* _THE EXERCISE_
Copy the lines holding the word "following", all of them.

* _GIVEN ENTRIES_

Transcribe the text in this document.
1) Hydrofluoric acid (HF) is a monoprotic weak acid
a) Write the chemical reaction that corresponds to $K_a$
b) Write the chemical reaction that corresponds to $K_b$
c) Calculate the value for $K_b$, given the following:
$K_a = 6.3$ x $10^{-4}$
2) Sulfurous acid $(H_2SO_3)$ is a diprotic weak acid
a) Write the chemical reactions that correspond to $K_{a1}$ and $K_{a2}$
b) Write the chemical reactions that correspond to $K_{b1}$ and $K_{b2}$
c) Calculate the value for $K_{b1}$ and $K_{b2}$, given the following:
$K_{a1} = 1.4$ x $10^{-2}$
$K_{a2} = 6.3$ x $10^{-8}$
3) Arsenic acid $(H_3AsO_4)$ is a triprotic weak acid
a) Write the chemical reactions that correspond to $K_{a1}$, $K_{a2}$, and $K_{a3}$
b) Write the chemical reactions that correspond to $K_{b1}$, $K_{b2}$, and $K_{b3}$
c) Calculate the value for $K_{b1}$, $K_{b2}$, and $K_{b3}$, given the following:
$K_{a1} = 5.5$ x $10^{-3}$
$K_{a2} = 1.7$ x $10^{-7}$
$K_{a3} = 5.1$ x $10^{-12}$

* _OUTPUT FOR THIS EXERCISE_
c) Calculate the value for $K_b$, given the following:
c) Calculate the value for $K_{b1}$ and $K_{b2}$, given the following:
c) Calculate the value for $K_{b1}$, $K_{b2}$, and $K_{b3}$, given the following:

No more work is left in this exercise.